• [Description of the task] Will you give every entry again exactly as it stands?

• [Material to process]
☆ ☆ ☆ ☆ ☆

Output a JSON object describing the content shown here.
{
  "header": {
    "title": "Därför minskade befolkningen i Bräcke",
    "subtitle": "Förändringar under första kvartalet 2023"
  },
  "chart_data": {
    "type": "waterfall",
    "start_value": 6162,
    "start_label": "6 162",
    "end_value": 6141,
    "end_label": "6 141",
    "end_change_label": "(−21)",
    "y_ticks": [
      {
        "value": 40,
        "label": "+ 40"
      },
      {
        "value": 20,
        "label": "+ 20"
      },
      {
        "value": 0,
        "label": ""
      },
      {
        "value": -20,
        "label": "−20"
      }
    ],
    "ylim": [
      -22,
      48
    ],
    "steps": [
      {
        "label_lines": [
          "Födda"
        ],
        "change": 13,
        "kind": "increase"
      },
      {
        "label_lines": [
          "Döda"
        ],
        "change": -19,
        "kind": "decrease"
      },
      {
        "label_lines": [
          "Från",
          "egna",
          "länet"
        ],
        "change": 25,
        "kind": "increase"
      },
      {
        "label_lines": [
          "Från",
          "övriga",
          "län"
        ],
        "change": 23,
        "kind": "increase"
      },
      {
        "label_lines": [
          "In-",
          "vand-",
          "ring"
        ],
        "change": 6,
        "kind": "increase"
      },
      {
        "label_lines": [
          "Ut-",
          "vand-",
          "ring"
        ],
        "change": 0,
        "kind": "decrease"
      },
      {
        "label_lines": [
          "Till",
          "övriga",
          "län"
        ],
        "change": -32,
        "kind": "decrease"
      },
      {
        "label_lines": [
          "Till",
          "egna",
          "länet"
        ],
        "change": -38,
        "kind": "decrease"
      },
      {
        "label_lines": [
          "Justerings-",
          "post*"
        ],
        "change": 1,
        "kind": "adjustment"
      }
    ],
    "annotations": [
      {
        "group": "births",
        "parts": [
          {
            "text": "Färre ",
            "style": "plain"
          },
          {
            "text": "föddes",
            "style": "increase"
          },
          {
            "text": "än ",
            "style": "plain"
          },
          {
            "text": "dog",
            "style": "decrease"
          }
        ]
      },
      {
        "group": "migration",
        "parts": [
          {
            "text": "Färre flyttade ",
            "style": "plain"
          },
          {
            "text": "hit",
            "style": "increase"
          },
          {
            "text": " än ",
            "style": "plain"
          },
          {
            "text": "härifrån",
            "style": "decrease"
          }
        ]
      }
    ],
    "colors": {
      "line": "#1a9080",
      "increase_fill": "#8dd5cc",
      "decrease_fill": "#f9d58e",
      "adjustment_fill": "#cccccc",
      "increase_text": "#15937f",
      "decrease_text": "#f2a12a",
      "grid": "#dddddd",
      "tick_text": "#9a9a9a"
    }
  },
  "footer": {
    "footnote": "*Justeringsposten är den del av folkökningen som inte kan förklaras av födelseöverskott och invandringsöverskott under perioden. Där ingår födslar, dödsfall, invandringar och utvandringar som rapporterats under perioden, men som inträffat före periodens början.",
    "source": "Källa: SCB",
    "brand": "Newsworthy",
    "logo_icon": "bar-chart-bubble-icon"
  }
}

☆ ☆ ☆ ☆ ☆

• [Exercise output]
Output a JSON object describing the content shown here.
{
  "header": {
    "title": "Därför minskade befolkningen i Bräcke",
    "subtitle": "Förändringar under första kvartalet 2023"
  },
  "chart_data": {
    "type": "waterfall",
    "start_value": 6162,
    "start_label": "6 162",
    "end_value": 6141,
    "end_label": "6 141",
    "end_change_label": "(−21)",
    "y_ticks": [
      {
        "value": 40,
        "label": "+ 40"
      },
      {
        "value": 20,
        "label": "+ 20"
      },
      {
        "value": 0,
        "label": ""
      },
      {
        "value": -20,
        "label": "−20"
      }
    ],
    "ylim": [
      -22,
      48
    ],
    "steps": [
      {
        "label_lines": [
          "Födda"
        ],
        "change": 13,
        "kind": "increase"
      },
      {
        "label_lines": [
          "Döda"
        ],
        "change": -19,
        "kind": "decrease"
      },
      {
        "label_lines": [
          "Från",
          "egna",
          "länet"
        ],
        "change": 25,
        "kind": "increase"
      },
      {
        "label_lines": [
          "Från",
          "övriga",
          "län"
        ],
        "change": 23,
        "kind": "increase"
      },
      {
        "label_lines": [
          "In-",
          "vand-",
          "ring"
        ],
        "change": 6,
        "kind": "increase"
      },
      {
        "label_lines": [
          "Ut-",
          "vand-",
          "ring"
        ],
        "change": 0,
        "kind": "decrease"
      },
      {
        "label_lines": [
          "Till",
          "övriga",
          "län"
        ],
        "change": -32,
        "kind": "decrease"
      },
      {
        "label_lines": [
          "Till",
          "egna",
          "länet"
        ],
        "change": -38,
        "kind": "decrease"
      },
      {
        "label_lines": [
          "Justerings-",
          "post*"
        ],
        "change": 1,
        "kind": "adjustment"
      }
    ],
    "annotations": [
      {
        "group": "births",
        "parts": [
          {
            "text": "Färre ",
            "style": "plain"
          },
          {
            "text": "föddes",
            "style": "increase"
          },
          {
            "text": "än ",
            "style": "plain"
          },
          {
            "text": "dog",
            "style": "decrease"
          }
        ]
      },
      {
        "group": "migration",
        "parts": [
          {
            "text": "Färre flyttade ",
            "style": "plain"
          },
          {
            "text": "hit",
            "style": "increase"
          },
          {
            "text": " än ",
            "style": "plain"
          },
          {
            "text": "härifrån",
            "style": "decrease"
          }
        ]
      }
    ],
    "colors": {
      "line": "#1a9080",
      "increase_fill": "#8dd5cc",
      "decrease_fill": "#f9d58e",
      "adjustment_fill": "#cccccc",
      "increase_text": "#15937f",
      "decrease_text": "#f2a12a",
      "grid": "#dddddd",
      "tick_text": "#9a9a9a"
    }
  },
  "footer": {
    "footnote": "*Justeringsposten är den del av folkökningen som inte kan förklaras av födelseöverskott och invandringsöverskott under perioden. Där ingår födslar, dödsfall, invandringar och utvandringar som rapporterats under perioden, men som inträffat före periodens början.",
    "source": "Källa: SCB",
    "brand": "Newsworthy",
    "logo_icon": "bar-chart-bubble-icon"
  }
}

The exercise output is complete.